◆ Instructions to follow
Count the lines of the records that contain the string "page". Reply with the number alone.

Stored data entries:
------

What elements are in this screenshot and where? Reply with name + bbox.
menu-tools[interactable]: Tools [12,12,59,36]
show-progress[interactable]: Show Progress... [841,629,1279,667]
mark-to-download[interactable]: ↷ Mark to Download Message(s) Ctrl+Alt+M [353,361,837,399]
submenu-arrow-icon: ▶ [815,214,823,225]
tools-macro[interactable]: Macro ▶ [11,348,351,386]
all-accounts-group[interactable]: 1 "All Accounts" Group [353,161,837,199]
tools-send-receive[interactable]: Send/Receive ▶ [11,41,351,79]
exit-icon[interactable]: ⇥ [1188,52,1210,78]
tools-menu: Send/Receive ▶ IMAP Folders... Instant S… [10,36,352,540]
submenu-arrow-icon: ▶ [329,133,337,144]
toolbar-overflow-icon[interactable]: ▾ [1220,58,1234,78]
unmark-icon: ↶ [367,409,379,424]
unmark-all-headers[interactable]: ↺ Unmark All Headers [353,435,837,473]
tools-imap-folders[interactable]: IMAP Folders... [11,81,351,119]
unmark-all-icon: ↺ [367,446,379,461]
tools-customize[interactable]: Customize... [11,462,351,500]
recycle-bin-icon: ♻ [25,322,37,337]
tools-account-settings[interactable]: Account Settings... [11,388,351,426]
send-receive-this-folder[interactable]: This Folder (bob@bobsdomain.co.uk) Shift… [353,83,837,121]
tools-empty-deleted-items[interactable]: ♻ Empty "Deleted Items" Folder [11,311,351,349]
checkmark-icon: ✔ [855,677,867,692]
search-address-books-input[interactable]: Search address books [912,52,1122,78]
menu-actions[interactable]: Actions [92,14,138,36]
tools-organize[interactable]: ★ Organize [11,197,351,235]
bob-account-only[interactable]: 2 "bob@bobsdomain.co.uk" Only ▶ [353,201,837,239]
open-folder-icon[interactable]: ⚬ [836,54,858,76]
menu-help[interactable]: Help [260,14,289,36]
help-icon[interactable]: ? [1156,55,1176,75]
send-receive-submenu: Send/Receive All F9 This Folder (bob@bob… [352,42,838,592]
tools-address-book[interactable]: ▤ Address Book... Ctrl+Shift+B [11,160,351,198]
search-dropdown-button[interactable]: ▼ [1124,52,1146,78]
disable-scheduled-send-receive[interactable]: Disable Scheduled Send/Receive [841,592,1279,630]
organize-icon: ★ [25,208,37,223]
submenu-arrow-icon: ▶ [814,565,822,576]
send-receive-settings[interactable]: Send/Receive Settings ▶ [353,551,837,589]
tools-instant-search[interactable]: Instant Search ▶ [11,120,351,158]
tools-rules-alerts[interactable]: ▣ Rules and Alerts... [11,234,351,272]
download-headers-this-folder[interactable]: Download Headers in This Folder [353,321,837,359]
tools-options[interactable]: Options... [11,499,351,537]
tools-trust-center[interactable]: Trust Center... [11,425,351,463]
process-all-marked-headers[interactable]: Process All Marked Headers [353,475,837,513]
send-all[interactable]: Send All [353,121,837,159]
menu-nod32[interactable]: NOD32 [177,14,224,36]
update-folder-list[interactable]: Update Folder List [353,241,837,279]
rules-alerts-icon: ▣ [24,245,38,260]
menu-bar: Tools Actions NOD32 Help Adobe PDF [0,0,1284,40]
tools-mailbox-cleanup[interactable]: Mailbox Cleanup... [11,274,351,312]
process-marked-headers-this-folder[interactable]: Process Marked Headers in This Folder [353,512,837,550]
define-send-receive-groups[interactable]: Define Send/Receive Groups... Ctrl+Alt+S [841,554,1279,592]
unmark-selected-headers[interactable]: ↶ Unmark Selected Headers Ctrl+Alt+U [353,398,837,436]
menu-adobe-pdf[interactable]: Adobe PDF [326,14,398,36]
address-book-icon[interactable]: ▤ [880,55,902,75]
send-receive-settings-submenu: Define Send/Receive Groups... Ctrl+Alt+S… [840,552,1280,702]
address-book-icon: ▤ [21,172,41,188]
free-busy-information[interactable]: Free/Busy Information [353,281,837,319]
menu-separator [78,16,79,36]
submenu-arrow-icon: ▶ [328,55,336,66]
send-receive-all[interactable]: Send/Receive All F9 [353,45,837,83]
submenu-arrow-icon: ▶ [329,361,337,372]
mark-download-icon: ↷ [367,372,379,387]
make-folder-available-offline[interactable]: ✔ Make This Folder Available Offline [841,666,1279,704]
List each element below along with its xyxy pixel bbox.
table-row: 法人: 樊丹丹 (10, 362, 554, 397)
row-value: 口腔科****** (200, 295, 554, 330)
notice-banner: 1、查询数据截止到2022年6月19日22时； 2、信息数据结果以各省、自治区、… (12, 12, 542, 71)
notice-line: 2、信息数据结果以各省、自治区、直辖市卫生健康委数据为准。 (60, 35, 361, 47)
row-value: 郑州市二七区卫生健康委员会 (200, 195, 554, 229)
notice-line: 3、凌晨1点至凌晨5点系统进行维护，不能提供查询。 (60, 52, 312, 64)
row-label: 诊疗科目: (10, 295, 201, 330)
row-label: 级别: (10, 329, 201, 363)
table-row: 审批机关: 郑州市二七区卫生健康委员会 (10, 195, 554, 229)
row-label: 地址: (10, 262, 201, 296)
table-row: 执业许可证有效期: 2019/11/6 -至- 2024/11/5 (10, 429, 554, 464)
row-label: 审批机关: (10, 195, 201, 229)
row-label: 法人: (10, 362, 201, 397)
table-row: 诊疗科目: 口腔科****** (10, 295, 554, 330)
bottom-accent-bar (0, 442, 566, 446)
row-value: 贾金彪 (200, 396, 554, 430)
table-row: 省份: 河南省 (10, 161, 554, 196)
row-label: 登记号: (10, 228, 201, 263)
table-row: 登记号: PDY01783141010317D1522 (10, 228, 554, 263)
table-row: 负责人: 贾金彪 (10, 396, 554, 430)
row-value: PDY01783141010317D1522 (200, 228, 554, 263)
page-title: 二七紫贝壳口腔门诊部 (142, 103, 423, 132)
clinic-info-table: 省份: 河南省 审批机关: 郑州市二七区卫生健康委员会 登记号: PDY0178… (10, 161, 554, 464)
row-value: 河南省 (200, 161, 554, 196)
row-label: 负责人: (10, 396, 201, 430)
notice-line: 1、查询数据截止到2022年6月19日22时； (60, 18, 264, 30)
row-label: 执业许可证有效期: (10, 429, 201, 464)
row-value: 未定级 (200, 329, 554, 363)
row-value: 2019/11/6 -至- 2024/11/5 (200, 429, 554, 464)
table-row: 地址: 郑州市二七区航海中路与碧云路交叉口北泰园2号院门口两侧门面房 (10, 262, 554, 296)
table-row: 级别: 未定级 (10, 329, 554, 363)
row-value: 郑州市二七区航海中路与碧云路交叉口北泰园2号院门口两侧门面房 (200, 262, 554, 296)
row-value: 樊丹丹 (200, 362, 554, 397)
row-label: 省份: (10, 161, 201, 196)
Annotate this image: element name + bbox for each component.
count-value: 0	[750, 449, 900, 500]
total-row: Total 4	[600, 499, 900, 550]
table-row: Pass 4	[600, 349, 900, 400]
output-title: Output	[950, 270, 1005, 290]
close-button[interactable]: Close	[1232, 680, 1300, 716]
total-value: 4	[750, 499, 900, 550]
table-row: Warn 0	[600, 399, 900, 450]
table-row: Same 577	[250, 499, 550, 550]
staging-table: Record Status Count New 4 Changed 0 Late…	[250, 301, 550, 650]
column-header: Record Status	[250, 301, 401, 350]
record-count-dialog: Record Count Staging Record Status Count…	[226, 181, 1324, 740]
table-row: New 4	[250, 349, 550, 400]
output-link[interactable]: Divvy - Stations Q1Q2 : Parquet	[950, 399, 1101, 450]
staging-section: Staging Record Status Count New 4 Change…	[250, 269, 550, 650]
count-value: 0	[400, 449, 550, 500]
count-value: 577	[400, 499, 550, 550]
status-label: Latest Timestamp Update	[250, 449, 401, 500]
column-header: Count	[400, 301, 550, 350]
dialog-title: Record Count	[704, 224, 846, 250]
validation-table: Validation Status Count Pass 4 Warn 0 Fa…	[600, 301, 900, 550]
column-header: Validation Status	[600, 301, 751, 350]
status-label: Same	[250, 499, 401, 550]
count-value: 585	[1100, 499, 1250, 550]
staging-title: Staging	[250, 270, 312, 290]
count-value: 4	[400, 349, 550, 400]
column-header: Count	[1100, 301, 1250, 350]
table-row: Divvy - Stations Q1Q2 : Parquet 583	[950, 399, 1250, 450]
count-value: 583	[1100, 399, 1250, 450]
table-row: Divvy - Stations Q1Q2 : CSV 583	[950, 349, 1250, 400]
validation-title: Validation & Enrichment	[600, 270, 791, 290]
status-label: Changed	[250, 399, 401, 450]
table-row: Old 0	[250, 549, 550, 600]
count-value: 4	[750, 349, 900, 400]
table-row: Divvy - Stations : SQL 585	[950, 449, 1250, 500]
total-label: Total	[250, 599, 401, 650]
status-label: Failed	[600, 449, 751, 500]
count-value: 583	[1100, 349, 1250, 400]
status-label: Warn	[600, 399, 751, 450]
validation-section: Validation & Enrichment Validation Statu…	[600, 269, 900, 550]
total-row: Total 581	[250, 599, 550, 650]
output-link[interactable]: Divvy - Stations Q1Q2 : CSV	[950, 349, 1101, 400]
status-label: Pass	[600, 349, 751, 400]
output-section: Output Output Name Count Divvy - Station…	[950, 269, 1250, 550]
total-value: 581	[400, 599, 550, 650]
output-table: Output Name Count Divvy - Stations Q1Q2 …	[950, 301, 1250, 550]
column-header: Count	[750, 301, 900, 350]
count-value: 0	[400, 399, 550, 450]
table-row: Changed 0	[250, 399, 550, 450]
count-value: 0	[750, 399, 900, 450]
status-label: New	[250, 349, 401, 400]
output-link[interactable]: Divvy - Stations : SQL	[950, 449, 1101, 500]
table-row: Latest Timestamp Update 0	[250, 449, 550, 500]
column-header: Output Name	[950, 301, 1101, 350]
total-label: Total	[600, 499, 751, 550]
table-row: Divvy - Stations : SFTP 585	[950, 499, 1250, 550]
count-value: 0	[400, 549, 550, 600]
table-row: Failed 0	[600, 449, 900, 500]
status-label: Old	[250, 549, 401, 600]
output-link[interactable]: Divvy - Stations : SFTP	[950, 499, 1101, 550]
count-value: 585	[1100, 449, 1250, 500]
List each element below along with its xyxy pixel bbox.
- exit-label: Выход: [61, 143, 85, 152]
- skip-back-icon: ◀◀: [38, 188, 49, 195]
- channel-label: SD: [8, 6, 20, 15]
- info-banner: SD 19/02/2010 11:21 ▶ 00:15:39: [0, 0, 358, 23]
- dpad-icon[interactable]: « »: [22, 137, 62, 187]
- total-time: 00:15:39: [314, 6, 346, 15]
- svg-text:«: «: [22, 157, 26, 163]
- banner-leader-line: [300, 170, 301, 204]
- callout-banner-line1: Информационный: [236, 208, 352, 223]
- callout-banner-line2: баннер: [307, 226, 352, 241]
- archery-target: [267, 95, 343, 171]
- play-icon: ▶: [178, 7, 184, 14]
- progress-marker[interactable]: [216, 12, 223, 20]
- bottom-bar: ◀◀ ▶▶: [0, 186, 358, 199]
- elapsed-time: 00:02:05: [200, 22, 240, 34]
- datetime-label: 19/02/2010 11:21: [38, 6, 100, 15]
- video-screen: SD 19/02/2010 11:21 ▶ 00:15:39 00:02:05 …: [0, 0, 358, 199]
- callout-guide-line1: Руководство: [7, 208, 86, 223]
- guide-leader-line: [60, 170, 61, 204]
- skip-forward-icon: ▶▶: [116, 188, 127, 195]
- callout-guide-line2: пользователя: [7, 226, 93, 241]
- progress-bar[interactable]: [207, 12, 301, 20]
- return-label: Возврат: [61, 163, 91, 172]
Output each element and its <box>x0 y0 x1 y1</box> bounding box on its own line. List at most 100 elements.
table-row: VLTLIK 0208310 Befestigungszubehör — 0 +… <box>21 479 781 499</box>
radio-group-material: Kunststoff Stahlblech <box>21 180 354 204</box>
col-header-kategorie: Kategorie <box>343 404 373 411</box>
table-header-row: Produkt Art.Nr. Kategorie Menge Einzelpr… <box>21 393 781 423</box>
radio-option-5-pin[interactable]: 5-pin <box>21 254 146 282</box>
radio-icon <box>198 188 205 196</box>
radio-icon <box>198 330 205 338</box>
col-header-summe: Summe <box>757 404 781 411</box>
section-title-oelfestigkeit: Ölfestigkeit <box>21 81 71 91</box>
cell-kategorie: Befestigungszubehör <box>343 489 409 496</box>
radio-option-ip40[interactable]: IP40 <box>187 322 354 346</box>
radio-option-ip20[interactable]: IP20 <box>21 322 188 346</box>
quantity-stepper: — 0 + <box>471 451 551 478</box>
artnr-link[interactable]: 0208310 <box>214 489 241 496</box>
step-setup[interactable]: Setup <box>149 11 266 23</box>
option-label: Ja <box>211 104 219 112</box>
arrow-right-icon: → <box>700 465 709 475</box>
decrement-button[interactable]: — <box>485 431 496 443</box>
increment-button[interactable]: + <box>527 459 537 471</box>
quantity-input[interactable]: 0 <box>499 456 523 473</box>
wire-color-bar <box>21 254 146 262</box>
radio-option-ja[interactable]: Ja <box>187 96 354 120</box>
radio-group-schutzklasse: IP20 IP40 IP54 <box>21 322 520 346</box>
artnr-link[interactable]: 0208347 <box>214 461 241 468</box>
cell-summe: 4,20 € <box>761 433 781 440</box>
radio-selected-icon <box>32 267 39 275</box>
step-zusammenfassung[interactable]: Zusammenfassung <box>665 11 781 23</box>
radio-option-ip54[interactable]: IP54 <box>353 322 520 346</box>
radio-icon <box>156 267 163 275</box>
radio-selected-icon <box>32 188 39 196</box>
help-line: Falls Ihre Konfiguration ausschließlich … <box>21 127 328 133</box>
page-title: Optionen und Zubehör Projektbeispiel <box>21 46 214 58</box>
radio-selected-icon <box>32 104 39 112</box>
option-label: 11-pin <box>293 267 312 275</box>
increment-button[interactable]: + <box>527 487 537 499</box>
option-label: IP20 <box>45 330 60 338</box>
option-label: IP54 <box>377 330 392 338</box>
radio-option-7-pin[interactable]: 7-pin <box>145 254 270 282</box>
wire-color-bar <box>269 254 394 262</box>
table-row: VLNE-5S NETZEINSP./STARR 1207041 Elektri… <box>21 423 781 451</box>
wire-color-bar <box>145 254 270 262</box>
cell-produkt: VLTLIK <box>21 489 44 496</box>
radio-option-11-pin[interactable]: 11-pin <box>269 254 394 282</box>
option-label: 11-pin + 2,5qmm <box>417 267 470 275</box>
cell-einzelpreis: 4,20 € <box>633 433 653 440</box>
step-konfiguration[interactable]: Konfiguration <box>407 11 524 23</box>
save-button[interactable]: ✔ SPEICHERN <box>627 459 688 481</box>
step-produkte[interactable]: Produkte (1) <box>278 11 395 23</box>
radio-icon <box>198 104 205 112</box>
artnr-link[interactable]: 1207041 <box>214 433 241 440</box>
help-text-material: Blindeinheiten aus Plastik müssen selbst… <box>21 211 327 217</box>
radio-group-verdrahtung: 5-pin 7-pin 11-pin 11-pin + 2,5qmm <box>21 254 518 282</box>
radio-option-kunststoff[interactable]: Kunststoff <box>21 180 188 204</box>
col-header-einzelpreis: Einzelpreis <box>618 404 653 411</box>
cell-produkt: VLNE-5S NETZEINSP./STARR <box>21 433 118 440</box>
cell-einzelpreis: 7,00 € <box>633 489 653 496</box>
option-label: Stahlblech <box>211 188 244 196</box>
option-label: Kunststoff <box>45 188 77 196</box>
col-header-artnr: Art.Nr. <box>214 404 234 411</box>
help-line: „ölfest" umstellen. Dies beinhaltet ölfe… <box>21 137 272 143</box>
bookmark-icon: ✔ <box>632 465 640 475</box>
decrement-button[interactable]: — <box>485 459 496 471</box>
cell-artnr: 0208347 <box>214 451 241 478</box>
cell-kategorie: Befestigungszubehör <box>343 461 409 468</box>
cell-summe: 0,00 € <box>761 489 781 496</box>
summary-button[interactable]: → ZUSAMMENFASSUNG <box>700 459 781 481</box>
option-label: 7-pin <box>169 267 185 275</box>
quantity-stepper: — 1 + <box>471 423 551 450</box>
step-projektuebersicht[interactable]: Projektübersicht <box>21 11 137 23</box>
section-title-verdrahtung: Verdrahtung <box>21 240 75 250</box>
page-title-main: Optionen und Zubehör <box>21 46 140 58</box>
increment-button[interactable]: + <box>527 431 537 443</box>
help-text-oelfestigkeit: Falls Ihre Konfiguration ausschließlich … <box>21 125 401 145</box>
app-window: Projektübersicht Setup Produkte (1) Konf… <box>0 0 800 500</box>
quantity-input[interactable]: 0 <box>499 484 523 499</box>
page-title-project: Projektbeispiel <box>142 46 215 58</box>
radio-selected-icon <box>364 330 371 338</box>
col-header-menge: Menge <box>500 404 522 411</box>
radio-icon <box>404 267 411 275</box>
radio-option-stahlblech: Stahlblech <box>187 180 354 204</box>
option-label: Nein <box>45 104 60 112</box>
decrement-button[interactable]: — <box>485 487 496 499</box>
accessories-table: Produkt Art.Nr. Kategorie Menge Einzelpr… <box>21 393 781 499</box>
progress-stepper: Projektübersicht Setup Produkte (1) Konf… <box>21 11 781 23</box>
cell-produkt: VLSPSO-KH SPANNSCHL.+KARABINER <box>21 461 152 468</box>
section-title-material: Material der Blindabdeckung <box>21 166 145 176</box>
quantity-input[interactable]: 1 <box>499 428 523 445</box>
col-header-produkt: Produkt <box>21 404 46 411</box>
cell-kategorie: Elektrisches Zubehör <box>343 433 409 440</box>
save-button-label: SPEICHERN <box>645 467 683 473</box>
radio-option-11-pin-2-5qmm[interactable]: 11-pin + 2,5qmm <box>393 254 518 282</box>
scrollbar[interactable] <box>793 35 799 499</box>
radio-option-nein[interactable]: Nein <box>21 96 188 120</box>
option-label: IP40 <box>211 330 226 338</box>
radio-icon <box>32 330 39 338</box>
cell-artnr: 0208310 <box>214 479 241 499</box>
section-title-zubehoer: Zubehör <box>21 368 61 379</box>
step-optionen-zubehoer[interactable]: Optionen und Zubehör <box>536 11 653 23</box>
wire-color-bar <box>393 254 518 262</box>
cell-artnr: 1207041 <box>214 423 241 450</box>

------

◆ The answer
4